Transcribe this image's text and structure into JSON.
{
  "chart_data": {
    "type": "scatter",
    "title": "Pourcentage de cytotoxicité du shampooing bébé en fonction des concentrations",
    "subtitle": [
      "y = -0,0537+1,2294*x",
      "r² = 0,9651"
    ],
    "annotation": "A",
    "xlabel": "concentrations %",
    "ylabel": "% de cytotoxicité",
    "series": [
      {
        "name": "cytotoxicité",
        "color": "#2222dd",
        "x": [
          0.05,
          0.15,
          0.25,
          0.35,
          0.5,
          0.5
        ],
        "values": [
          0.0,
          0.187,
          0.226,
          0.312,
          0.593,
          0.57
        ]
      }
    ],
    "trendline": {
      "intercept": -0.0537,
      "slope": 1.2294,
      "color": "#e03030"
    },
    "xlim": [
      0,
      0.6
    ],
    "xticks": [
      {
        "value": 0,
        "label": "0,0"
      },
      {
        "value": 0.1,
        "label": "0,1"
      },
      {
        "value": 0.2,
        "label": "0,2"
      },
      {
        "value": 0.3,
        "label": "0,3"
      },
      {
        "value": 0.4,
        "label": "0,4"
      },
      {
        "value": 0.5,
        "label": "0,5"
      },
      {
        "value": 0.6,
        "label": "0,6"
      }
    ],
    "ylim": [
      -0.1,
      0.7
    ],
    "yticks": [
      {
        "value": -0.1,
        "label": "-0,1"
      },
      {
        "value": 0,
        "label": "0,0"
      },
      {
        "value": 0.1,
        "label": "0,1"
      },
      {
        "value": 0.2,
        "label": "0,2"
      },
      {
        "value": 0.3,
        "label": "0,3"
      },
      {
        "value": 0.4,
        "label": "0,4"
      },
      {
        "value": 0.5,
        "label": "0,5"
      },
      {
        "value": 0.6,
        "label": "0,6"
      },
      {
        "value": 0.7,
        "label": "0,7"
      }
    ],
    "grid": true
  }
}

-=-=-

*WRITTEN EXERCISE*: Every entry must be retyped in full, exactly as given.

*RESULT OF THE TASK*:
Transcribe this image's text and structure into JSON.
{
  "chart_data": {
    "type": "scatter",
    "title": "Pourcentage de cytotoxicité du shampooing bébé en fonction des concentrations",
    "subtitle": [
      "y = -0,0537+1,2294*x",
      "r² = 0,9651"
    ],
    "annotation": "A",
    "xlabel": "concentrations %",
    "ylabel": "% de cytotoxicité",
    "series": [
      {
        "name": "cytotoxicité",
        "color": "#2222dd",
        "x": [
          0.05,
          0.15,
          0.25,
          0.35,
          0.5,
          0.5
        ],
        "values": [
          0.0,
          0.187,
          0.226,
          0.312,
          0.593,
          0.57
        ]
      }
    ],
    "trendline": {
      "intercept": -0.0537,
      "slope": 1.2294,
      "color": "#e03030"
    },
    "xlim": [
      0,
      0.6
    ],
    "xticks": [
      {
        "value": 0,
        "label": "0,0"
      },
      {
        "value": 0.1,
        "label": "0,1"
      },
      {
        "value": 0.2,
        "label": "0,2"
      },
      {
        "value": 0.3,
        "label": "0,3"
      },
      {
        "value": 0.4,
        "label": "0,4"
      },
      {
        "value": 0.5,
        "label": "0,5"
      },
      {
        "value": 0.6,
        "label": "0,6"
      }
    ],
    "ylim": [
      -0.1,
      0.7
    ],
    "yticks": [
      {
        "value": -0.1,
        "label": "-0,1"
      },
      {
        "value": 0,
        "label": "0,0"
      },
      {
        "value": 0.1,
        "label": "0,1"
      },
      {
        "value": 0.2,
        "label": "0,2"
      },
      {
        "value": 0.3,
        "label": "0,3"
      },
      {
        "value": 0.4,
        "label": "0,4"
      },
      {
        "value": 0.5,
        "label": "0,5"
      },
      {
        "value": 0.6,
        "label": "0,6"
      },
      {
        "value": 0.7,
        "label": "0,7"
      }
    ],
    "grid": true
  }
}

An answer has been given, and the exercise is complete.